* Goal *
From the entries that follow, extract each line holding the string "Norway".

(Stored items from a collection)

○ ○ ○

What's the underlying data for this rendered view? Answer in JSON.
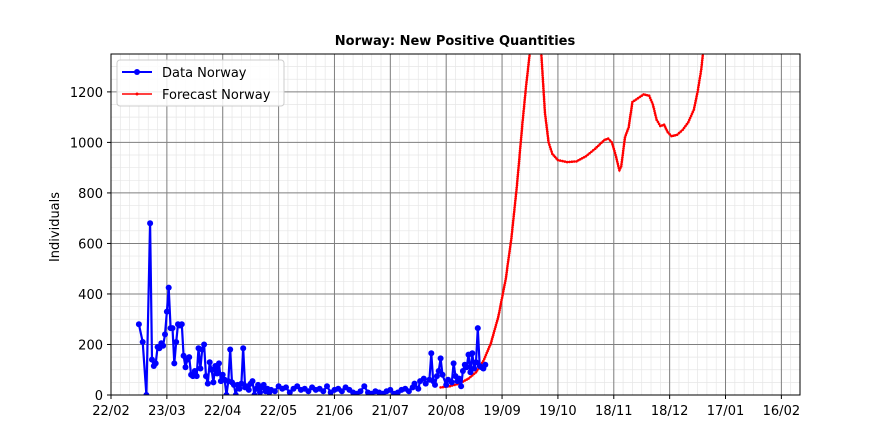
{
  "chart_data": {
    "type": "line",
    "title": "Norway: New Positive Quantities",
    "xlabel": "",
    "ylabel": "Individuals",
    "ylim": [
      0,
      1350
    ],
    "xlim": [
      "2020-02-22",
      "2021-02-26"
    ],
    "grid": true,
    "legend_position": "top-left",
    "x_tick_labels": [
      "22/02",
      "23/03",
      "22/04",
      "22/05",
      "21/06",
      "21/07",
      "20/08",
      "19/09",
      "19/10",
      "18/11",
      "18/12",
      "17/01",
      "16/02"
    ],
    "x_tick_dates": [
      "2020-02-22",
      "2020-03-23",
      "2020-04-22",
      "2020-05-22",
      "2020-06-21",
      "2020-07-21",
      "2020-08-20",
      "2020-09-19",
      "2020-10-19",
      "2020-11-18",
      "2020-12-18",
      "2021-01-17",
      "2021-02-16"
    ],
    "y_ticks": [
      0,
      200,
      400,
      600,
      800,
      1000,
      1200
    ],
    "series": [
      {
        "name": "Data Norway",
        "color": "#0000ff",
        "marker": "circle",
        "points": [
          [
            "2020-03-08",
            280
          ],
          [
            "2020-03-10",
            210
          ],
          [
            "2020-03-12",
            0
          ],
          [
            "2020-03-14",
            680
          ],
          [
            "2020-03-15",
            140
          ],
          [
            "2020-03-16",
            115
          ],
          [
            "2020-03-17",
            125
          ],
          [
            "2020-03-18",
            190
          ],
          [
            "2020-03-19",
            185
          ],
          [
            "2020-03-20",
            205
          ],
          [
            "2020-03-21",
            195
          ],
          [
            "2020-03-22",
            240
          ],
          [
            "2020-03-23",
            330
          ],
          [
            "2020-03-24",
            425
          ],
          [
            "2020-03-25",
            265
          ],
          [
            "2020-03-26",
            265
          ],
          [
            "2020-03-27",
            125
          ],
          [
            "2020-03-28",
            210
          ],
          [
            "2020-03-29",
            280
          ],
          [
            "2020-03-30",
            275
          ],
          [
            "2020-03-31",
            280
          ],
          [
            "2020-04-01",
            155
          ],
          [
            "2020-04-02",
            110
          ],
          [
            "2020-04-03",
            140
          ],
          [
            "2020-04-04",
            150
          ],
          [
            "2020-04-05",
            80
          ],
          [
            "2020-04-06",
            75
          ],
          [
            "2020-04-07",
            95
          ],
          [
            "2020-04-08",
            75
          ],
          [
            "2020-04-09",
            185
          ],
          [
            "2020-04-10",
            105
          ],
          [
            "2020-04-11",
            180
          ],
          [
            "2020-04-12",
            200
          ],
          [
            "2020-04-13",
            75
          ],
          [
            "2020-04-14",
            45
          ],
          [
            "2020-04-15",
            130
          ],
          [
            "2020-04-16",
            100
          ],
          [
            "2020-04-17",
            50
          ],
          [
            "2020-04-18",
            115
          ],
          [
            "2020-04-19",
            85
          ],
          [
            "2020-04-20",
            125
          ],
          [
            "2020-04-21",
            55
          ],
          [
            "2020-04-22",
            80
          ],
          [
            "2020-04-23",
            60
          ],
          [
            "2020-04-24",
            0
          ],
          [
            "2020-04-25",
            55
          ],
          [
            "2020-04-26",
            180
          ],
          [
            "2020-04-27",
            50
          ],
          [
            "2020-04-28",
            40
          ],
          [
            "2020-04-29",
            0
          ],
          [
            "2020-04-30",
            40
          ],
          [
            "2020-05-01",
            25
          ],
          [
            "2020-05-02",
            45
          ],
          [
            "2020-05-03",
            185
          ],
          [
            "2020-05-04",
            30
          ],
          [
            "2020-05-05",
            35
          ],
          [
            "2020-05-06",
            20
          ],
          [
            "2020-05-07",
            45
          ],
          [
            "2020-05-08",
            55
          ],
          [
            "2020-05-09",
            0
          ],
          [
            "2020-05-10",
            25
          ],
          [
            "2020-05-11",
            40
          ],
          [
            "2020-05-12",
            10
          ],
          [
            "2020-05-13",
            30
          ],
          [
            "2020-05-14",
            40
          ],
          [
            "2020-05-15",
            15
          ],
          [
            "2020-05-16",
            25
          ],
          [
            "2020-05-17",
            10
          ],
          [
            "2020-05-18",
            20
          ],
          [
            "2020-05-20",
            15
          ],
          [
            "2020-05-22",
            35
          ],
          [
            "2020-05-24",
            25
          ],
          [
            "2020-05-26",
            30
          ],
          [
            "2020-05-28",
            10
          ],
          [
            "2020-05-30",
            25
          ],
          [
            "2020-06-01",
            35
          ],
          [
            "2020-06-03",
            20
          ],
          [
            "2020-06-05",
            25
          ],
          [
            "2020-06-07",
            15
          ],
          [
            "2020-06-09",
            30
          ],
          [
            "2020-06-11",
            20
          ],
          [
            "2020-06-13",
            25
          ],
          [
            "2020-06-15",
            15
          ],
          [
            "2020-06-17",
            35
          ],
          [
            "2020-06-19",
            10
          ],
          [
            "2020-06-21",
            20
          ],
          [
            "2020-06-23",
            25
          ],
          [
            "2020-06-25",
            15
          ],
          [
            "2020-06-27",
            30
          ],
          [
            "2020-06-29",
            20
          ],
          [
            "2020-07-01",
            10
          ],
          [
            "2020-07-03",
            5
          ],
          [
            "2020-07-05",
            15
          ],
          [
            "2020-07-07",
            35
          ],
          [
            "2020-07-09",
            10
          ],
          [
            "2020-07-11",
            5
          ],
          [
            "2020-07-13",
            15
          ],
          [
            "2020-07-15",
            10
          ],
          [
            "2020-07-17",
            5
          ],
          [
            "2020-07-19",
            15
          ],
          [
            "2020-07-21",
            20
          ],
          [
            "2020-07-23",
            5
          ],
          [
            "2020-07-25",
            10
          ],
          [
            "2020-07-27",
            20
          ],
          [
            "2020-07-29",
            25
          ],
          [
            "2020-07-31",
            15
          ],
          [
            "2020-08-02",
            30
          ],
          [
            "2020-08-03",
            45
          ],
          [
            "2020-08-05",
            25
          ],
          [
            "2020-08-06",
            55
          ],
          [
            "2020-08-08",
            65
          ],
          [
            "2020-08-09",
            45
          ],
          [
            "2020-08-11",
            60
          ],
          [
            "2020-08-12",
            165
          ],
          [
            "2020-08-13",
            55
          ],
          [
            "2020-08-14",
            40
          ],
          [
            "2020-08-15",
            75
          ],
          [
            "2020-08-16",
            95
          ],
          [
            "2020-08-17",
            145
          ],
          [
            "2020-08-18",
            80
          ],
          [
            "2020-08-20",
            40
          ],
          [
            "2020-08-21",
            60
          ],
          [
            "2020-08-23",
            50
          ],
          [
            "2020-08-24",
            125
          ],
          [
            "2020-08-25",
            75
          ],
          [
            "2020-08-26",
            55
          ],
          [
            "2020-08-27",
            65
          ],
          [
            "2020-08-28",
            35
          ],
          [
            "2020-08-29",
            95
          ],
          [
            "2020-08-30",
            120
          ],
          [
            "2020-08-31",
            110
          ],
          [
            "2020-09-01",
            160
          ],
          [
            "2020-09-02",
            90
          ],
          [
            "2020-09-03",
            165
          ],
          [
            "2020-09-04",
            105
          ],
          [
            "2020-09-05",
            130
          ],
          [
            "2020-09-06",
            265
          ],
          [
            "2020-09-07",
            115
          ],
          [
            "2020-09-08",
            110
          ],
          [
            "2020-09-09",
            105
          ],
          [
            "2020-09-10",
            120
          ]
        ]
      },
      {
        "name": "Forecast Norway",
        "color": "#ff0000",
        "marker": "small-dot",
        "points": [
          [
            "2020-08-17",
            30
          ],
          [
            "2020-08-22",
            35
          ],
          [
            "2020-08-27",
            45
          ],
          [
            "2020-09-01",
            65
          ],
          [
            "2020-09-05",
            90
          ],
          [
            "2020-09-09",
            135
          ],
          [
            "2020-09-13",
            205
          ],
          [
            "2020-09-17",
            310
          ],
          [
            "2020-09-21",
            460
          ],
          [
            "2020-09-24",
            620
          ],
          [
            "2020-09-27",
            830
          ],
          [
            "2020-09-30",
            1080
          ],
          [
            "2020-10-02",
            1230
          ],
          [
            "2020-10-04",
            1360
          ],
          null,
          [
            "2020-10-10",
            1360
          ],
          [
            "2020-10-12",
            1120
          ],
          [
            "2020-10-14",
            1000
          ],
          [
            "2020-10-16",
            955
          ],
          [
            "2020-10-19",
            930
          ],
          [
            "2020-10-24",
            922
          ],
          [
            "2020-10-29",
            925
          ],
          [
            "2020-11-03",
            945
          ],
          [
            "2020-11-08",
            975
          ],
          [
            "2020-11-13",
            1010
          ],
          [
            "2020-11-15",
            1015
          ],
          [
            "2020-11-17",
            1000
          ],
          [
            "2020-11-19",
            950
          ],
          [
            "2020-11-21",
            890
          ],
          [
            "2020-11-22",
            905
          ],
          [
            "2020-11-24",
            1020
          ],
          [
            "2020-11-26",
            1060
          ],
          [
            "2020-11-28",
            1160
          ],
          [
            "2020-12-01",
            1175
          ],
          [
            "2020-12-04",
            1190
          ],
          [
            "2020-12-07",
            1185
          ],
          [
            "2020-12-09",
            1150
          ],
          [
            "2020-12-11",
            1090
          ],
          [
            "2020-12-13",
            1065
          ],
          [
            "2020-12-15",
            1070
          ],
          [
            "2020-12-17",
            1040
          ],
          [
            "2020-12-19",
            1025
          ],
          [
            "2020-12-22",
            1030
          ],
          [
            "2020-12-25",
            1050
          ],
          [
            "2020-12-28",
            1080
          ],
          [
            "2020-12-31",
            1130
          ],
          [
            "2021-01-02",
            1200
          ],
          [
            "2021-01-04",
            1290
          ],
          [
            "2021-01-05",
            1360
          ]
        ]
      }
    ]
  }
}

○ ○ ○

* Exercise solution *
    "title": "Norway: New Positive Quantities",
        "name": "Data Norway",
        "name": "Forecast Norway",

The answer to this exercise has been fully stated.